Work out how many lines in the data hold the word "fietsenstalling", and reply with that number only.

#### [Some records]
^^^^^^^^^^^^^^^^
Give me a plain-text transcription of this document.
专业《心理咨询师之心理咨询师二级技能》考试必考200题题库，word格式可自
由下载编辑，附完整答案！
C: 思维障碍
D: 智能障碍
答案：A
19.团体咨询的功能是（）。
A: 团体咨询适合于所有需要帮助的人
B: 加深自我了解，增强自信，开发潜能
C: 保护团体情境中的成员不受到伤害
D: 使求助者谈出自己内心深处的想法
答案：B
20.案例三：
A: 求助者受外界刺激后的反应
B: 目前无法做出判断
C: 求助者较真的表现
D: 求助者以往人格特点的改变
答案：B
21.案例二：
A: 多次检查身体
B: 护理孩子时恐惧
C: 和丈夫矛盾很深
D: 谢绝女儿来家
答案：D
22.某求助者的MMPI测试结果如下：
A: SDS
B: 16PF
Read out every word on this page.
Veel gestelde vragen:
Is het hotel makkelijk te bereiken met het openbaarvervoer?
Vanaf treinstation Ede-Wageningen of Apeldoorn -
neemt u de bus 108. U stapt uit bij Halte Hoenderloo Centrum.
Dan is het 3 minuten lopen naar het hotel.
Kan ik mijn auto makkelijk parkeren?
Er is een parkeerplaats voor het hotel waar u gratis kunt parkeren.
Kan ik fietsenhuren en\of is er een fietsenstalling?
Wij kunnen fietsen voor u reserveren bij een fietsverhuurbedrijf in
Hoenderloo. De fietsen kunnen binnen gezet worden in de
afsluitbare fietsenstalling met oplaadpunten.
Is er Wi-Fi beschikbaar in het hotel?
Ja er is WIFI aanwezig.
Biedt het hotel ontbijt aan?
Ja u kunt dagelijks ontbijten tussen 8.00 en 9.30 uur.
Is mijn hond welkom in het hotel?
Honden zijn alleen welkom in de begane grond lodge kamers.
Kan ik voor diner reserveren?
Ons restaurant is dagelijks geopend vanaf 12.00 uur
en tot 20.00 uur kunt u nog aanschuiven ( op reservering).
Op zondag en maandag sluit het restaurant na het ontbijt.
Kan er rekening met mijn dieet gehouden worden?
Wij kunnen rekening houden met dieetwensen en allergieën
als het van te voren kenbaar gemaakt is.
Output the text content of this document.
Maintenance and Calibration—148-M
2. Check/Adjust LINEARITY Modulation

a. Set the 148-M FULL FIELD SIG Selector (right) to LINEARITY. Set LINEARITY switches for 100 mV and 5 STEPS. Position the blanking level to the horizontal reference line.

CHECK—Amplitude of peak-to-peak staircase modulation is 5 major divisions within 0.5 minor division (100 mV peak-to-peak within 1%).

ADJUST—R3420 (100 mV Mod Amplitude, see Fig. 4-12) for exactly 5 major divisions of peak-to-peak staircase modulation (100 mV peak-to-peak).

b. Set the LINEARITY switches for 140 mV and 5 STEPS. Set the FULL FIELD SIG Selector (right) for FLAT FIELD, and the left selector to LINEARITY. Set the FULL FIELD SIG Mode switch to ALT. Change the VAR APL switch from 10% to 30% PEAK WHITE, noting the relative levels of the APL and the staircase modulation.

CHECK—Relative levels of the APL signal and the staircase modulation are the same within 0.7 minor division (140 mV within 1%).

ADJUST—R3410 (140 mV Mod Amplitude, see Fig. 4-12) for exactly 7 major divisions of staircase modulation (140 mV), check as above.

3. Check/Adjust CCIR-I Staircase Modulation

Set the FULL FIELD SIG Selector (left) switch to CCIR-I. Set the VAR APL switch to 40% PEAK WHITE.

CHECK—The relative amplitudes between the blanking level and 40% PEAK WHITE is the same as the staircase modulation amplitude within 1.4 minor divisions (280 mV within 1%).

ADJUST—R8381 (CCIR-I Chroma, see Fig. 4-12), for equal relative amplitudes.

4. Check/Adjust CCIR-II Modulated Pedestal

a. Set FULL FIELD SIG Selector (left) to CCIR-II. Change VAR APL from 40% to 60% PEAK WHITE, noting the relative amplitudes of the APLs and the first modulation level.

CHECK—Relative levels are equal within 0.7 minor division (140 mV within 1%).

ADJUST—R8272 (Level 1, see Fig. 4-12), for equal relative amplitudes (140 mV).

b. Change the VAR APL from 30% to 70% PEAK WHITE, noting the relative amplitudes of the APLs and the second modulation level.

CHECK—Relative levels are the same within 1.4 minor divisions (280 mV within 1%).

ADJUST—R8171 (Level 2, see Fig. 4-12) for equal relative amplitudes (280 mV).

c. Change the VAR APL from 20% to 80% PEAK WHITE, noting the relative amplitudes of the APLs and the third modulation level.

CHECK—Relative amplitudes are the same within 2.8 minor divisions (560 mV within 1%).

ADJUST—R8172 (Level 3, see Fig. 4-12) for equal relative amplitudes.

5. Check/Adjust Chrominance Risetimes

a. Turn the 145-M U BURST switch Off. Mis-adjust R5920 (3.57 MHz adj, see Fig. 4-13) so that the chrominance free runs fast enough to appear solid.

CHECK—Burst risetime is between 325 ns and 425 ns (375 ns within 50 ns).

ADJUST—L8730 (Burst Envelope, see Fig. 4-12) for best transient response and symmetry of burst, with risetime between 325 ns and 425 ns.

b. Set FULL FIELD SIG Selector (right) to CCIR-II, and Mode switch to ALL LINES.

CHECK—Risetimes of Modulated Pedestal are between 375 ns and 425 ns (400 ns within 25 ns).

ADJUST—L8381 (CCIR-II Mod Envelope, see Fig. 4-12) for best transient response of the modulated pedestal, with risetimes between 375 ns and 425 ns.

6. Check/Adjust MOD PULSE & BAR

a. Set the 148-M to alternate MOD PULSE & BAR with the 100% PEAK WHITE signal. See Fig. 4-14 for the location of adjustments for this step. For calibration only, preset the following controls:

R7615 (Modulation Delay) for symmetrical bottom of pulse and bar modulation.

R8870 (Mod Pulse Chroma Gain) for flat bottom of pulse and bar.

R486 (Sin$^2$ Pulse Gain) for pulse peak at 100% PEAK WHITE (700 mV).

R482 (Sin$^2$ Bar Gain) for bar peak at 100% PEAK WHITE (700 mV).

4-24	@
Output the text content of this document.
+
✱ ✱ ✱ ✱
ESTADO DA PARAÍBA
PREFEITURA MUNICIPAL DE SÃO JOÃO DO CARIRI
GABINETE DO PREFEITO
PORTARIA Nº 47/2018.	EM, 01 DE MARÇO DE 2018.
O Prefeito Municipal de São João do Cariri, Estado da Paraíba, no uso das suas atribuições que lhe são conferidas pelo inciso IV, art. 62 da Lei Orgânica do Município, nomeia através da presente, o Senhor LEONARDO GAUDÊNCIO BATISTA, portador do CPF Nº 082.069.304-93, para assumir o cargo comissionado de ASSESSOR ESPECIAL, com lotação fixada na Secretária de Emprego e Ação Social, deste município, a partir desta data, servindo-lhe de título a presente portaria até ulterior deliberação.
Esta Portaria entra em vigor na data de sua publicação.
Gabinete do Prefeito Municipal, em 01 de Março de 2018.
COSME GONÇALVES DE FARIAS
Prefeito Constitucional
^^^^^^^^^^^^^^^^
#### [Completed exercise]
2